Below is some material; transcribe all of it exactly.

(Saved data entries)
________
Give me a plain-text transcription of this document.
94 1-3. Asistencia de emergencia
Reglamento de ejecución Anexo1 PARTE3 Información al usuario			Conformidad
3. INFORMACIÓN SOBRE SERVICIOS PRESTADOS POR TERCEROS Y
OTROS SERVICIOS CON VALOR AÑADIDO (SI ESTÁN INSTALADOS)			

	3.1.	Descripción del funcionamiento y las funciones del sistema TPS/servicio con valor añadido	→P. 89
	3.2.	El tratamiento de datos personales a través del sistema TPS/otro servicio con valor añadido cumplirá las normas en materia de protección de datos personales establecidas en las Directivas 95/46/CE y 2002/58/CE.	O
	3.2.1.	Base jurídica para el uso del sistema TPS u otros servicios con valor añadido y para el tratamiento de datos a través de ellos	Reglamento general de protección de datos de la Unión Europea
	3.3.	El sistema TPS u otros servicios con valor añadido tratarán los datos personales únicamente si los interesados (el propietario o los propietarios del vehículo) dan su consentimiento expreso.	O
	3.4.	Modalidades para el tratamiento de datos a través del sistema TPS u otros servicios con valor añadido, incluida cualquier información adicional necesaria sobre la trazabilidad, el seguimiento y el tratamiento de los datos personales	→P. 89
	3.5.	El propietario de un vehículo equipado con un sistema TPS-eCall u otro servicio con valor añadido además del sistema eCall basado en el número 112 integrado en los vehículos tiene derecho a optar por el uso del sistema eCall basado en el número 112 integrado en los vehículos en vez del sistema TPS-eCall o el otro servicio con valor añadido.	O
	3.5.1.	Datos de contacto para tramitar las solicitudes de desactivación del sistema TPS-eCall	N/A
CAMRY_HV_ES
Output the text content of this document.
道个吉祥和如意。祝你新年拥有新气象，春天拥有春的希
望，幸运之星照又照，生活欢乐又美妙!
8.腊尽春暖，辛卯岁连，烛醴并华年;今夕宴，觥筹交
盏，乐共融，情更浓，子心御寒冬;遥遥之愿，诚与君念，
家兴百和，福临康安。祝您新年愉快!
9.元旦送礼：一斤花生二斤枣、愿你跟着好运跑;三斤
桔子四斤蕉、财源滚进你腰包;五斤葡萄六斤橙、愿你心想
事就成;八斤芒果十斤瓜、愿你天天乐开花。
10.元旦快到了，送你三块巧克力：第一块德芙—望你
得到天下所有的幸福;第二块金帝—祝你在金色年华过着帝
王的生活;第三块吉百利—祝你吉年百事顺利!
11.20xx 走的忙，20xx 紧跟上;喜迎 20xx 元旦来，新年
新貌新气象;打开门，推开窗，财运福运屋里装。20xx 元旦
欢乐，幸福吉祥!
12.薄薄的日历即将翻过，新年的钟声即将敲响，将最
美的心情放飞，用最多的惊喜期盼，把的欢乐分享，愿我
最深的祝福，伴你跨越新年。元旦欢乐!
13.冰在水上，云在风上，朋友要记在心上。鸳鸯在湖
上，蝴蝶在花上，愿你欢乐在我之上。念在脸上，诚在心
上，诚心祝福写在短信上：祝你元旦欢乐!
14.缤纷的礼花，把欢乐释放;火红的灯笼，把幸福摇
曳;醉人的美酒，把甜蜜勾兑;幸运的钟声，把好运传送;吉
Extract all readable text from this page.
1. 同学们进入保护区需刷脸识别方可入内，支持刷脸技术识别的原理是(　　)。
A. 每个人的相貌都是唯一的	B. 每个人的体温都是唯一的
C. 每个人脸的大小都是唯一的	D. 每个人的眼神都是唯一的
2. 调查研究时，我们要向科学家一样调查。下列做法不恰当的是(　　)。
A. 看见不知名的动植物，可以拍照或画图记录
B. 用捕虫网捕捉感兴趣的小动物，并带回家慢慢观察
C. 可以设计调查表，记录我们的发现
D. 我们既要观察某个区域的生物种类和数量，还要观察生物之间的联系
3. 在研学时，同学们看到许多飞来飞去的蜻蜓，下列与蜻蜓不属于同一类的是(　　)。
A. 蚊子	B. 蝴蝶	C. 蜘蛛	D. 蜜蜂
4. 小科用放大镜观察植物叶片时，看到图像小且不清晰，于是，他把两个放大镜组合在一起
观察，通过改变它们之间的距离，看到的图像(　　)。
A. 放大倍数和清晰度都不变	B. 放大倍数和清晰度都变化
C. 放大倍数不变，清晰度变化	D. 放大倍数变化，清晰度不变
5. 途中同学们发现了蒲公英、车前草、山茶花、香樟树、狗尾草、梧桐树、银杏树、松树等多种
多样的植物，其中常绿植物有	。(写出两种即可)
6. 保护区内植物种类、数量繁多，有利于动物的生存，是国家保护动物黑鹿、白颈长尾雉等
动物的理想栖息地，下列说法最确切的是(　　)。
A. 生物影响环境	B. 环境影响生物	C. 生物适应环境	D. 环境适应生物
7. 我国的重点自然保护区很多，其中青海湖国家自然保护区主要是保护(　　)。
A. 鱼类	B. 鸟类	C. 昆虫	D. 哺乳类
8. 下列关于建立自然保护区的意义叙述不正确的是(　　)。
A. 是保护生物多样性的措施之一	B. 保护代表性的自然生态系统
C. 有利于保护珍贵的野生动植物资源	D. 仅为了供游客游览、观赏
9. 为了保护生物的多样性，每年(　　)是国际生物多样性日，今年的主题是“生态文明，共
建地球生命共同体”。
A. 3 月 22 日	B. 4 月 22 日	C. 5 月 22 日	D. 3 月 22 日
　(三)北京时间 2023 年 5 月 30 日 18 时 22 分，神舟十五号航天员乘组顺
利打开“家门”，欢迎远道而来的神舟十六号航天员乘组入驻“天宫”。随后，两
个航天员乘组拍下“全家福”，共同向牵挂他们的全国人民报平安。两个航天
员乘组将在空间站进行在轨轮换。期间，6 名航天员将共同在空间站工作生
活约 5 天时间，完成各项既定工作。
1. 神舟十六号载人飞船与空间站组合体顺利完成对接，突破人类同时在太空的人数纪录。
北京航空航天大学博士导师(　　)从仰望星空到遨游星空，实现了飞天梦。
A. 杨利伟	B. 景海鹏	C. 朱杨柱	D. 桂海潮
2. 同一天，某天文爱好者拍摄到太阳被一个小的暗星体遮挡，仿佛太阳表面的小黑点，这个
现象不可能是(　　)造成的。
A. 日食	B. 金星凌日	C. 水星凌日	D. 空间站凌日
________
» ANSWER TO THIS TASK:
Give me a plain-text transcription of this document.
94 1-3. Asistencia de emergencia
Reglamento de ejecución Anexo1 PARTE3 Información al usuario			Conformidad
3. INFORMACIÓN SOBRE SERVICIOS PRESTADOS POR TERCEROS Y
OTROS SERVICIOS CON VALOR AÑADIDO (SI ESTÁN INSTALADOS)			

	3.1.	Descripción del funcionamiento y las funciones del sistema TPS/servicio con valor añadido	→P. 89
	3.2.	El tratamiento de datos personales a través del sistema TPS/otro servicio con valor añadido cumplirá las normas en materia de protección de datos personales establecidas en las Directivas 95/46/CE y 2002/58/CE.	O
	3.2.1.	Base jurídica para el uso del sistema TPS u otros servicios con valor añadido y para el tratamiento de datos a través de ellos	Reglamento general de protección de datos de la Unión Europea
	3.3.	El sistema TPS u otros servicios con valor añadido tratarán los datos personales únicamente si los interesados (el propietario o los propietarios del vehículo) dan su consentimiento expreso.	O
	3.4.	Modalidades para el tratamiento de datos a través del sistema TPS u otros servicios con valor añadido, incluida cualquier información adicional necesaria sobre la trazabilidad, el seguimiento y el tratamiento de los datos personales	→P. 89
	3.5.	El propietario de un vehículo equipado con un sistema TPS-eCall u otro servicio con valor añadido además del sistema eCall basado en el número 112 integrado en los vehículos tiene derecho a optar por el uso del sistema eCall basado en el número 112 integrado en los vehículos en vez del sistema TPS-eCall o el otro servicio con valor añadido.	O
	3.5.1.	Datos de contacto para tramitar las solicitudes de desactivación del sistema TPS-eCall	N/A
CAMRY_HV_ES
Output the text content of this document.
道个吉祥和如意。祝你新年拥有新气象，春天拥有春的希
望，幸运之星照又照，生活欢乐又美妙!
8.腊尽春暖，辛卯岁连，烛醴并华年;今夕宴，觥筹交
盏，乐共融，情更浓，子心御寒冬;遥遥之愿，诚与君念，
家兴百和，福临康安。祝您新年愉快!
9.元旦送礼：一斤花生二斤枣、愿你跟着好运跑;三斤
桔子四斤蕉、财源滚进你腰包;五斤葡萄六斤橙、愿你心想
事就成;八斤芒果十斤瓜、愿你天天乐开花。
10.元旦快到了，送你三块巧克力：第一块德芙—望你
得到天下所有的幸福;第二块金帝—祝你在金色年华过着帝
王的生活;第三块吉百利—祝你吉年百事顺利!
11.20xx 走的忙，20xx 紧跟上;喜迎 20xx 元旦来，新年
新貌新气象;打开门，推开窗，财运福运屋里装。20xx 元旦
欢乐，幸福吉祥!
12.薄薄的日历即将翻过，新年的钟声即将敲响，将最
美的心情放飞，用最多的惊喜期盼，把的欢乐分享，愿我
最深的祝福，伴你跨越新年。元旦欢乐!
13.冰在水上，云在风上，朋友要记在心上。鸳鸯在湖
上，蝴蝶在花上，愿你欢乐在我之上。念在脸上，诚在心
上，诚心祝福写在短信上：祝你元旦欢乐!
14.缤纷的礼花，把欢乐释放;火红的灯笼，把幸福摇
曳;醉人的美酒，把甜蜜勾兑;幸运的钟声，把好运传送;吉
Extract all readable text from this page.
1. 同学们进入保护区需刷脸识别方可入内，支持刷脸技术识别的原理是(　　)。
A. 每个人的相貌都是唯一的	B. 每个人的体温都是唯一的
C. 每个人脸的大小都是唯一的	D. 每个人的眼神都是唯一的
2. 调查研究时，我们要向科学家一样调查。下列做法不恰当的是(　　)。
A. 看见不知名的动植物，可以拍照或画图记录
B. 用捕虫网捕捉感兴趣的小动物，并带回家慢慢观察
C. 可以设计调查表，记录我们的发现
D. 我们既要观察某个区域的生物种类和数量，还要观察生物之间的联系
3. 在研学时，同学们看到许多飞来飞去的蜻蜓，下列与蜻蜓不属于同一类的是(　　)。
A. 蚊子	B. 蝴蝶	C. 蜘蛛	D. 蜜蜂
4. 小科用放大镜观察植物叶片时，看到图像小且不清晰，于是，他把两个放大镜组合在一起
观察，通过改变它们之间的距离，看到的图像(　　)。
A. 放大倍数和清晰度都不变	B. 放大倍数和清晰度都变化
C. 放大倍数不变，清晰度变化	D. 放大倍数变化，清晰度不变
5. 途中同学们发现了蒲公英、车前草、山茶花、香樟树、狗尾草、梧桐树、银杏树、松树等多种
多样的植物，其中常绿植物有	。(写出两种即可)
6. 保护区内植物种类、数量繁多，有利于动物的生存，是国家保护动物黑鹿、白颈长尾雉等
动物的理想栖息地，下列说法最确切的是(　　)。
A. 生物影响环境	B. 环境影响生物	C. 生物适应环境	D. 环境适应生物
7. 我国的重点自然保护区很多，其中青海湖国家自然保护区主要是保护(　　)。
A. 鱼类	B. 鸟类	C. 昆虫	D. 哺乳类
8. 下列关于建立自然保护区的意义叙述不正确的是(　　)。
A. 是保护生物多样性的措施之一	B. 保护代表性的自然生态系统
C. 有利于保护珍贵的野生动植物资源	D. 仅为了供游客游览、观赏
9. 为了保护生物的多样性，每年(　　)是国际生物多样性日，今年的主题是“生态文明，共
建地球生命共同体”。
A. 3 月 22 日	B. 4 月 22 日	C. 5 月 22 日	D. 3 月 22 日
　(三)北京时间 2023 年 5 月 30 日 18 时 22 分，神舟十五号航天员乘组顺
利打开“家门”，欢迎远道而来的神舟十六号航天员乘组入驻“天宫”。随后，两
个航天员乘组拍下“全家福”，共同向牵挂他们的全国人民报平安。两个航天
员乘组将在空间站进行在轨轮换。期间，6 名航天员将共同在空间站工作生
活约 5 天时间，完成各项既定工作。
1. 神舟十六号载人飞船与空间站组合体顺利完成对接，突破人类同时在太空的人数纪录。
北京航空航天大学博士导师(　　)从仰望星空到遨游星空，实现了飞天梦。
A. 杨利伟	B. 景海鹏	C. 朱杨柱	D. 桂海潮
2. 同一天，某天文爱好者拍摄到太阳被一个小的暗星体遮挡，仿佛太阳表面的小黑点，这个
现象不可能是(　　)造成的。
A. 日食	B. 金星凌日	C. 水星凌日	D. 空间站凌日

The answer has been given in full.